** Task requirements **
Copy out the entries below precisely; nothing is to be omitted.

■ ■ ■ ■ ■

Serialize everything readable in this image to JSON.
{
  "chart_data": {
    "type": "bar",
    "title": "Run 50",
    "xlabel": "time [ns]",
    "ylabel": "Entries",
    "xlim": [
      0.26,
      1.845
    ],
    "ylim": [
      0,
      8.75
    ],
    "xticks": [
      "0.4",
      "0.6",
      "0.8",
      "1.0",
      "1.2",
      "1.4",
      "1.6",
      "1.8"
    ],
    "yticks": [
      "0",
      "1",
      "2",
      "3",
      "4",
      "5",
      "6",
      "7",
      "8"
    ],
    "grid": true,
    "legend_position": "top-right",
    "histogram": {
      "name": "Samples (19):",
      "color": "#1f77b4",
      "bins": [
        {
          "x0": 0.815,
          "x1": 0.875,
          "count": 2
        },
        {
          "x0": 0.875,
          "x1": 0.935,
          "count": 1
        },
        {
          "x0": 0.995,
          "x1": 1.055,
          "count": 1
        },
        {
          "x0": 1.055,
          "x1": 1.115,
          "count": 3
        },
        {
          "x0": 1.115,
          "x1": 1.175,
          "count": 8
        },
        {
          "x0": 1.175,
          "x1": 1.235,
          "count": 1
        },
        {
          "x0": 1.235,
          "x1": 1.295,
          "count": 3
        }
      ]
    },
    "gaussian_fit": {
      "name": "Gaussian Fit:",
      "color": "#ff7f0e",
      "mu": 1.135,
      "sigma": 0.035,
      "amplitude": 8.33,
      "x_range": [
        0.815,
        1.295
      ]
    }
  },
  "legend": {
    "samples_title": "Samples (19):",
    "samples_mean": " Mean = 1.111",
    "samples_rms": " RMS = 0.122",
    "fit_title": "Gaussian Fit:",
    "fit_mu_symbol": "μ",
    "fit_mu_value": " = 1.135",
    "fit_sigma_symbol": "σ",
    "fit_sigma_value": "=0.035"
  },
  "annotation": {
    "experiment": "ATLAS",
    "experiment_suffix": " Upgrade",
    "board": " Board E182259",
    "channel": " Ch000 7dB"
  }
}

■ ■ ■ ■ ■

** Worked solution **
Serialize everything readable in this image to JSON.
{
  "chart_data": {
    "type": "bar",
    "title": "Run 50",
    "xlabel": "time [ns]",
    "ylabel": "Entries",
    "xlim": [
      0.26,
      1.845
    ],
    "ylim": [
      0,
      8.75
    ],
    "xticks": [
      "0.4",
      "0.6",
      "0.8",
      "1.0",
      "1.2",
      "1.4",
      "1.6",
      "1.8"
    ],
    "yticks": [
      "0",
      "1",
      "2",
      "3",
      "4",
      "5",
      "6",
      "7",
      "8"
    ],
    "grid": true,
    "legend_position": "top-right",
    "histogram": {
      "name": "Samples (19):",
      "color": "#1f77b4",
      "bins": [
        {
          "x0": 0.815,
          "x1": 0.875,
          "count": 2
        },
        {
          "x0": 0.875,
          "x1": 0.935,
          "count": 1
        },
        {
          "x0": 0.995,
          "x1": 1.055,
          "count": 1
        },
        {
          "x0": 1.055,
          "x1": 1.115,
          "count": 3
        },
        {
          "x0": 1.115,
          "x1": 1.175,
          "count": 8
        },
        {
          "x0": 1.175,
          "x1": 1.235,
          "count": 1
        },
        {
          "x0": 1.235,
          "x1": 1.295,
          "count": 3
        }
      ]
    },
    "gaussian_fit": {
      "name": "Gaussian Fit:",
      "color": "#ff7f0e",
      "mu": 1.135,
      "sigma": 0.035,
      "amplitude": 8.33,
      "x_range": [
        0.815,
        1.295
      ]
    }
  },
  "legend": {
    "samples_title": "Samples (19):",
    "samples_mean": " Mean = 1.111",
    "samples_rms": " RMS = 0.122",
    "fit_title": "Gaussian Fit:",
    "fit_mu_symbol": "μ",
    "fit_mu_value": " = 1.135",
    "fit_sigma_symbol": "σ",
    "fit_sigma_value": "=0.035"
  },
  "annotation": {
    "experiment": "ATLAS",
    "experiment_suffix": " Upgrade",
    "board": " Board E182259",
    "channel": " Ch000 7dB"
  }
}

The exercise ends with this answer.